### MATERIAL PROVIDED
————————

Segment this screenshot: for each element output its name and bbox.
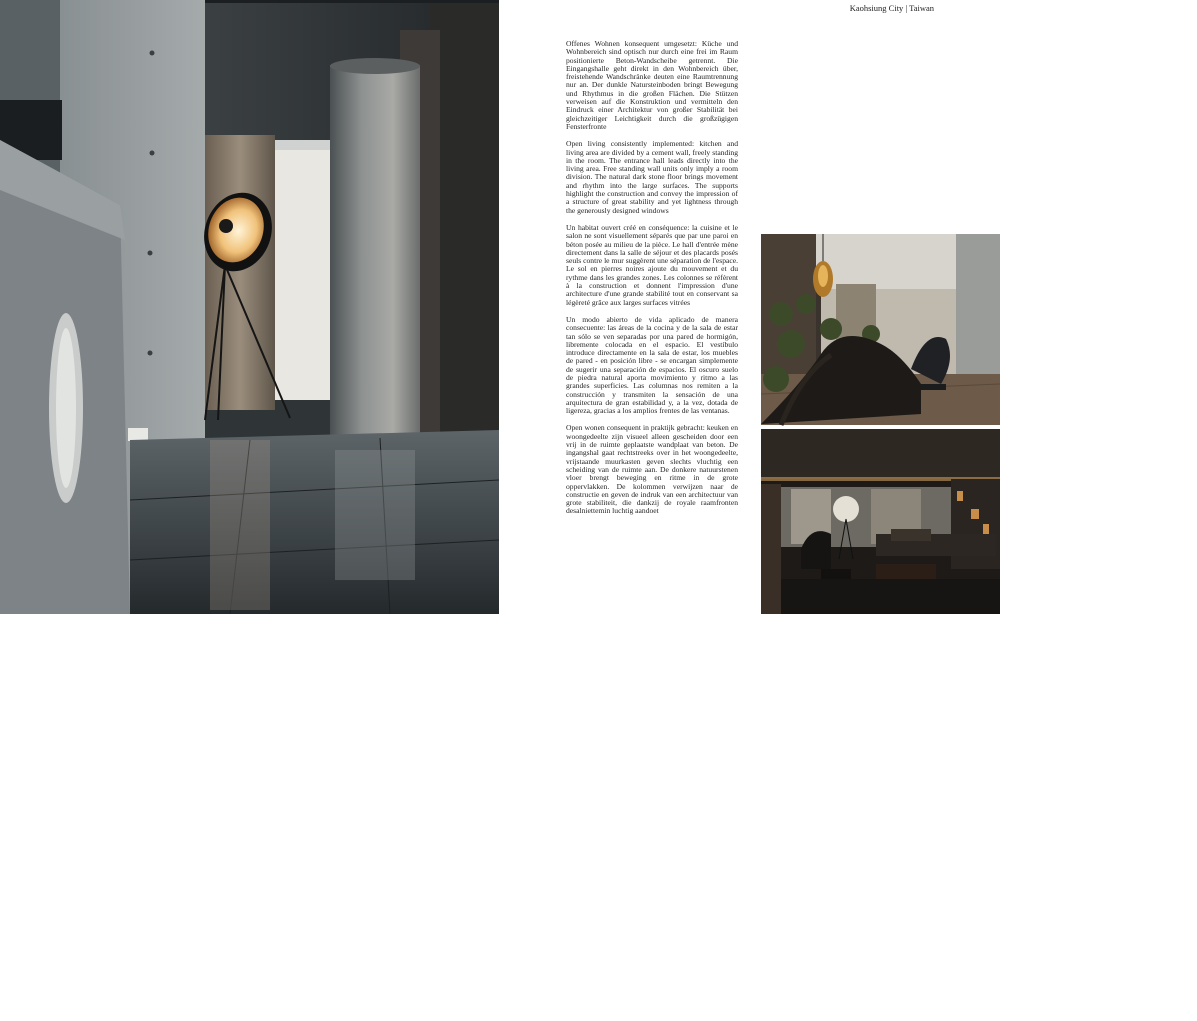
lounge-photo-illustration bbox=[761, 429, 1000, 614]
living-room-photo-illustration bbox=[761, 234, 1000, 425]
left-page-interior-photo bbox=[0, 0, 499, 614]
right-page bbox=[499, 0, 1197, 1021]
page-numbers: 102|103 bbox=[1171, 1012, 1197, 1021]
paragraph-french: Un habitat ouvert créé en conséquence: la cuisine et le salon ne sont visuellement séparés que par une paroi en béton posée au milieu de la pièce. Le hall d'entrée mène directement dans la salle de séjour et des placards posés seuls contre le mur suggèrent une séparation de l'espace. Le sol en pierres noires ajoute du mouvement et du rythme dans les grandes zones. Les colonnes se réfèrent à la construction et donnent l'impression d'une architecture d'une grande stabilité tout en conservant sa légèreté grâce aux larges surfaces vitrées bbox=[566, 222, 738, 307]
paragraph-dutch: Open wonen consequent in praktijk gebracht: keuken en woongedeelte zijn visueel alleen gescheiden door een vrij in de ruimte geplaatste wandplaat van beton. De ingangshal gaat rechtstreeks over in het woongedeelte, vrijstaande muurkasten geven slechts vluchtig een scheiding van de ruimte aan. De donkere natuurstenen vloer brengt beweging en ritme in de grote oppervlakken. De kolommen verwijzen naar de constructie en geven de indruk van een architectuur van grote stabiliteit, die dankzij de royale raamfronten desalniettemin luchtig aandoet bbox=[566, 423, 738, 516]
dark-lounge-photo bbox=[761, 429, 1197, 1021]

————————

### EXERCISE DETAILS
Reproduce all of the lines above verbatim, omitting any pictures.

### RESPONSE BELOW
Segment this screenshot: for each element output its name and bbox.
lounge-photo-illustration bbox=[761, 429, 1000, 614]
living-room-photo-illustration bbox=[761, 234, 1000, 425]
left-page-interior-photo bbox=[0, 0, 499, 614]
right-page bbox=[499, 0, 1197, 1021]
page-numbers: 102|103 bbox=[1171, 1012, 1197, 1021]
paragraph-french: Un habitat ouvert créé en conséquence: la cuisine et le salon ne sont visuellement séparés que par une paroi en béton posée au milieu de la pièce. Le hall d'entrée mène directement dans la salle de séjour et des placards posés seuls contre le mur suggèrent une séparation de l'espace. Le sol en pierres noires ajoute du mouvement et du rythme dans les grandes zones. Les colonnes se réfèrent à la construction et donnent l'impression d'une architecture d'une grande stabilité tout en conservant sa légèreté grâce aux larges surfaces vitrées bbox=[566, 222, 738, 307]
paragraph-dutch: Open wonen consequent in praktijk gebracht: keuken en woongedeelte zijn visueel alleen gescheiden door een vrij in de ruimte geplaatste wandplaat van beton. De ingangshal gaat rechtstreeks over in het woongedeelte, vrijstaande muurkasten geven slechts vluchtig een scheiding van de ruimte aan. De donkere natuurstenen vloer brengt beweging en ritme in de grote oppervlakken. De kolommen verwijzen naar de constructie en geven de indruk van een architectuur van grote stabiliteit, die dankzij de royale raamfronten desalniettemin luchtig aandoet bbox=[566, 423, 738, 516]
dark-lounge-photo bbox=[761, 429, 1197, 1021]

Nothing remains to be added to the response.